▸ Required work
All the data below goes into the copy word for word, but the pictures don't.

▸ Task inputs
#####
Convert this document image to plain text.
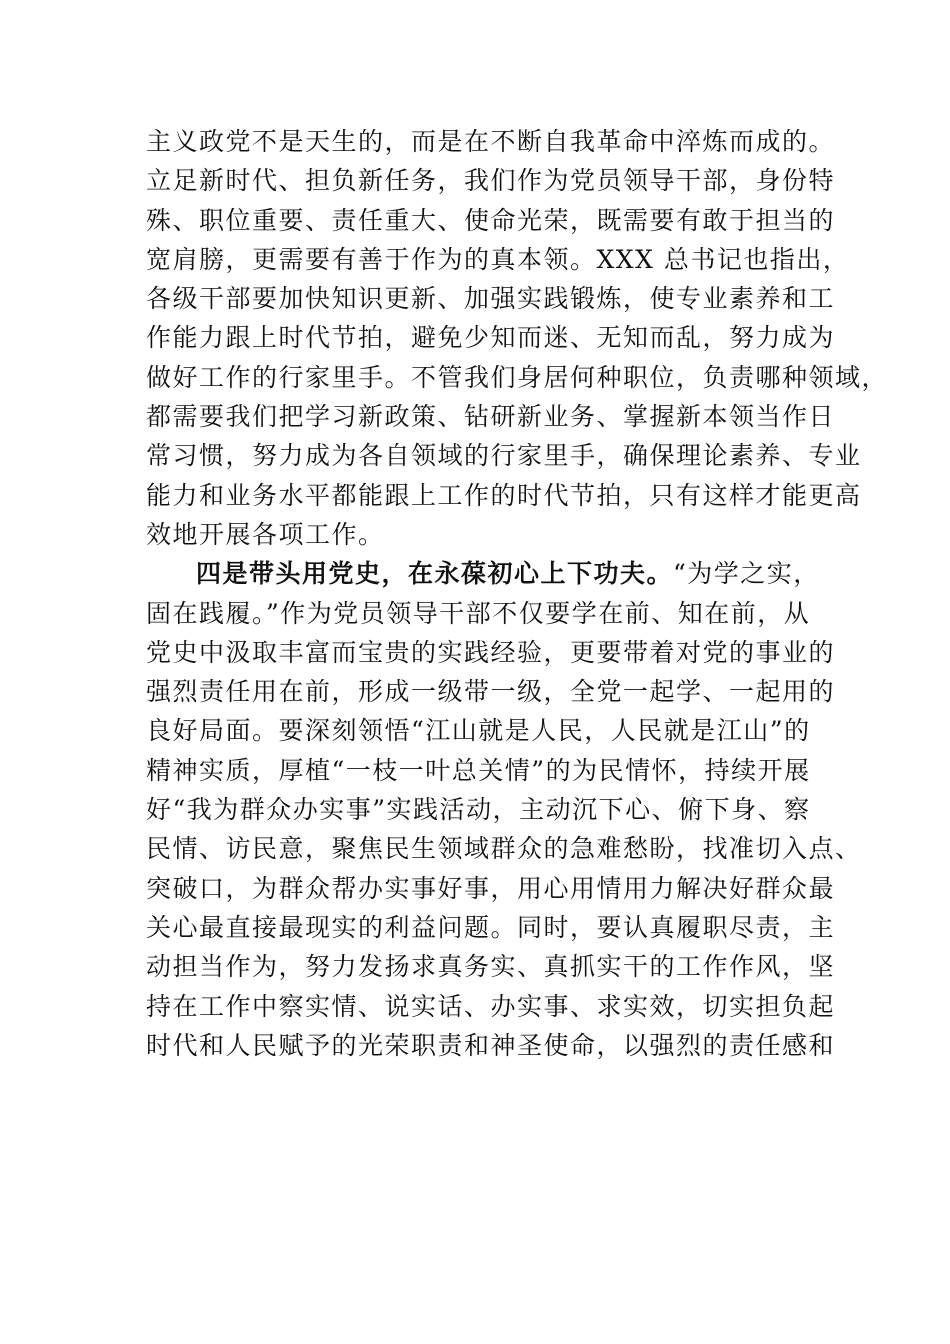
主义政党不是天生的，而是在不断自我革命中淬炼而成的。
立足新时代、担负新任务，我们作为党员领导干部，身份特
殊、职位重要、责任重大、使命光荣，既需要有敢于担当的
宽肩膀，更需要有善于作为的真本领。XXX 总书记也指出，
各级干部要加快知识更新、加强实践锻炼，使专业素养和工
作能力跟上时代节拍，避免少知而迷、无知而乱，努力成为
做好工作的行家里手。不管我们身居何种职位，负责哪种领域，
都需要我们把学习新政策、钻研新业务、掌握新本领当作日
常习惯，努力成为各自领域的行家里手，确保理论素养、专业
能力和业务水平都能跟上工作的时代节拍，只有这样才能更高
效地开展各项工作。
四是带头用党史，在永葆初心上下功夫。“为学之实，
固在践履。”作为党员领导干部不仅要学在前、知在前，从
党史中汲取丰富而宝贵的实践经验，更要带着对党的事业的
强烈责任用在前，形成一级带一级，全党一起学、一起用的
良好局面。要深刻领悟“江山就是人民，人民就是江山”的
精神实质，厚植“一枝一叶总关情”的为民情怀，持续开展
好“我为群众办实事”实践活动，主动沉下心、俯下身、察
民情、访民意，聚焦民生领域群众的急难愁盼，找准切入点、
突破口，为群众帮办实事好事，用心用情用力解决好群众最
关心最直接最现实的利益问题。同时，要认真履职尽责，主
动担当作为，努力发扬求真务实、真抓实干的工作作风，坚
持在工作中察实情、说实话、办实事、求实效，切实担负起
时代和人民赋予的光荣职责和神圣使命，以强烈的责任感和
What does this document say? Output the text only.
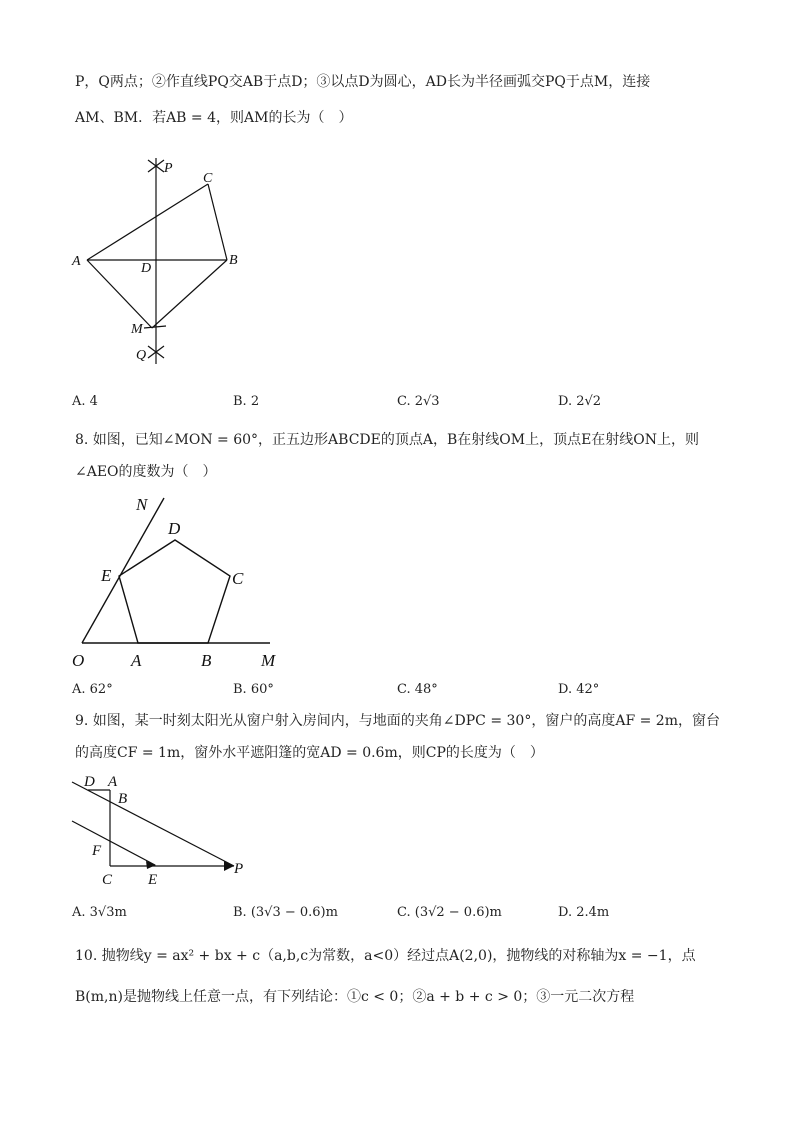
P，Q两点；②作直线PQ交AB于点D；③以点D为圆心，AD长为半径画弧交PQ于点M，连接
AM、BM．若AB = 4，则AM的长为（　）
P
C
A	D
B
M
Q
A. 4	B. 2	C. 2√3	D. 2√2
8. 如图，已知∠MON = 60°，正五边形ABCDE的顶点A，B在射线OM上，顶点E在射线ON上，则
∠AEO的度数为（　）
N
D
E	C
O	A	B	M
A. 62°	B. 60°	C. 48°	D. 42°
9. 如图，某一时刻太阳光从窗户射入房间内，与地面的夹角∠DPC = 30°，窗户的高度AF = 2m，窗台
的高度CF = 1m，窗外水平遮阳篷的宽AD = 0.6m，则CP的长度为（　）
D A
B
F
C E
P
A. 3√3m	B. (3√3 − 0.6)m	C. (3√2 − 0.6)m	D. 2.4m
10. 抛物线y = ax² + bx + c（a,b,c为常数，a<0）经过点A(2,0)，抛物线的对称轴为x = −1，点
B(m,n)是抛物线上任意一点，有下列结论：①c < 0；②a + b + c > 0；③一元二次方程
#####
▸ Full solution
Convert this document image to plain text.
主义政党不是天生的，而是在不断自我革命中淬炼而成的。
立足新时代、担负新任务，我们作为党员领导干部，身份特
殊、职位重要、责任重大、使命光荣，既需要有敢于担当的
宽肩膀，更需要有善于作为的真本领。XXX 总书记也指出，
各级干部要加快知识更新、加强实践锻炼，使专业素养和工
作能力跟上时代节拍，避免少知而迷、无知而乱，努力成为
做好工作的行家里手。不管我们身居何种职位，负责哪种领域，
都需要我们把学习新政策、钻研新业务、掌握新本领当作日
常习惯，努力成为各自领域的行家里手，确保理论素养、专业
能力和业务水平都能跟上工作的时代节拍，只有这样才能更高
效地开展各项工作。
四是带头用党史，在永葆初心上下功夫。“为学之实，
固在践履。”作为党员领导干部不仅要学在前、知在前，从
党史中汲取丰富而宝贵的实践经验，更要带着对党的事业的
强烈责任用在前，形成一级带一级，全党一起学、一起用的
良好局面。要深刻领悟“江山就是人民，人民就是江山”的
精神实质，厚植“一枝一叶总关情”的为民情怀，持续开展
好“我为群众办实事”实践活动，主动沉下心、俯下身、察
民情、访民意，聚焦民生领域群众的急难愁盼，找准切入点、
突破口，为群众帮办实事好事，用心用情用力解决好群众最
关心最直接最现实的利益问题。同时，要认真履职尽责，主
动担当作为，努力发扬求真务实、真抓实干的工作作风，坚
持在工作中察实情、说实话、办实事、求实效，切实担负起
时代和人民赋予的光荣职责和神圣使命，以强烈的责任感和
What does this document say? Output the text only.
P，Q两点；②作直线PQ交AB于点D；③以点D为圆心，AD长为半径画弧交PQ于点M，连接
AM、BM．若AB = 4，则AM的长为（　）
P
C
A	D
B
M
Q
A. 4	B. 2	C. 2√3	D. 2√2
8. 如图，已知∠MON = 60°，正五边形ABCDE的顶点A，B在射线OM上，顶点E在射线ON上，则
∠AEO的度数为（　）
N
D
E	C
O	A	B	M
A. 62°	B. 60°	C. 48°	D. 42°
9. 如图，某一时刻太阳光从窗户射入房间内，与地面的夹角∠DPC = 30°，窗户的高度AF = 2m，窗台
的高度CF = 1m，窗外水平遮阳篷的宽AD = 0.6m，则CP的长度为（　）
D A
B
F
C E
P
A. 3√3m	B. (3√3 − 0.6)m	C. (3√2 − 0.6)m	D. 2.4m
10. 抛物线y = ax² + bx + c（a,b,c为常数，a<0）经过点A(2,0)，抛物线的对称轴为x = −1，点
B(m,n)是抛物线上任意一点，有下列结论：①c < 0；②a + b + c > 0；③一元二次方程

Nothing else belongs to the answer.